GOAL –
Every entry below should be printed exactly, without its images.

RECORD EXTRACTS –
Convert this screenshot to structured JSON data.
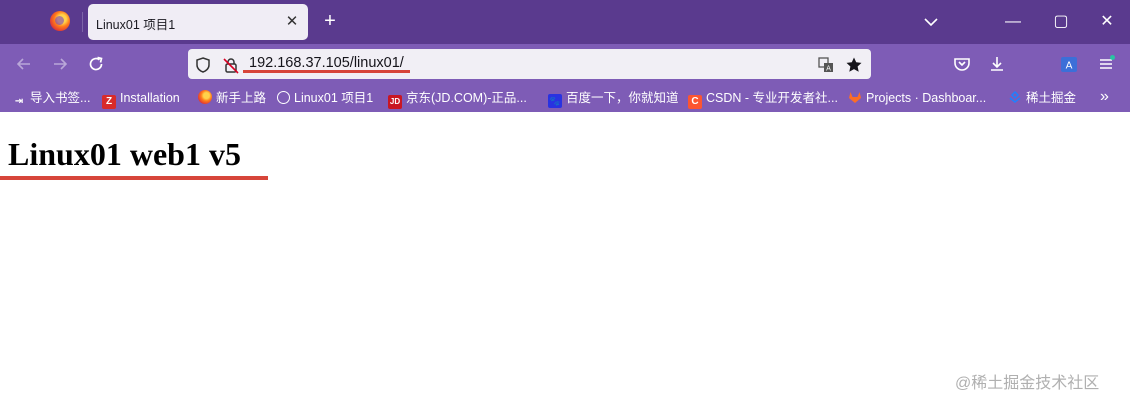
{
  "browser": {
    "tab": {
      "title": "Linux01 项目1",
      "close_glyph": "✕"
    },
    "new_tab_glyph": "+",
    "window_controls": {
      "minimize": "—",
      "maximize": "▢",
      "close": "✕"
    },
    "url": "192.168.37.105/linux01/",
    "accent_color": "#d7453a",
    "tabstrip_color": "#5a3a8e",
    "toolbar_color": "#7e5cb6"
  },
  "bookmarks": {
    "items": [
      {
        "label": "导入书签...",
        "icon": "import-icon"
      },
      {
        "label": "Installation",
        "icon": "z-icon",
        "glyph": "Z",
        "color": "#d92b2b"
      },
      {
        "label": "新手上路",
        "icon": "firefox-icon"
      },
      {
        "label": "Linux01 项目1",
        "icon": "globe-icon"
      },
      {
        "label": "京东(JD.COM)-正品...",
        "icon": "jd-icon",
        "glyph": "JD",
        "color": "#c91623"
      },
      {
        "label": "百度一下，你就知道",
        "icon": "baidu-icon"
      },
      {
        "label": "CSDN - 专业开发者社...",
        "icon": "csdn-icon",
        "glyph": "C",
        "color": "#fc5531"
      },
      {
        "label": "Projects · Dashboar...",
        "icon": "gitlab-icon"
      },
      {
        "label": "稀土掘金",
        "icon": "juejin-icon"
      }
    ],
    "more_glyph": "»"
  },
  "page": {
    "heading": "Linux01 web1 v5",
    "watermark": "@稀土掘金技术社区"
  }
}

EXPECTED ANSWER –
Convert this screenshot to structured JSON data.
{
  "browser": {
    "tab": {
      "title": "Linux01 项目1",
      "close_glyph": "✕"
    },
    "new_tab_glyph": "+",
    "window_controls": {
      "minimize": "—",
      "maximize": "▢",
      "close": "✕"
    },
    "url": "192.168.37.105/linux01/",
    "accent_color": "#d7453a",
    "tabstrip_color": "#5a3a8e",
    "toolbar_color": "#7e5cb6"
  },
  "bookmarks": {
    "items": [
      {
        "label": "导入书签...",
        "icon": "import-icon"
      },
      {
        "label": "Installation",
        "icon": "z-icon",
        "glyph": "Z",
        "color": "#d92b2b"
      },
      {
        "label": "新手上路",
        "icon": "firefox-icon"
      },
      {
        "label": "Linux01 项目1",
        "icon": "globe-icon"
      },
      {
        "label": "京东(JD.COM)-正品...",
        "icon": "jd-icon",
        "glyph": "JD",
        "color": "#c91623"
      },
      {
        "label": "百度一下，你就知道",
        "icon": "baidu-icon"
      },
      {
        "label": "CSDN - 专业开发者社...",
        "icon": "csdn-icon",
        "glyph": "C",
        "color": "#fc5531"
      },
      {
        "label": "Projects · Dashboar...",
        "icon": "gitlab-icon"
      },
      {
        "label": "稀土掘金",
        "icon": "juejin-icon"
      }
    ],
    "more_glyph": "»"
  },
  "page": {
    "heading": "Linux01 web1 v5",
    "watermark": "@稀土掘金技术社区"
  }
}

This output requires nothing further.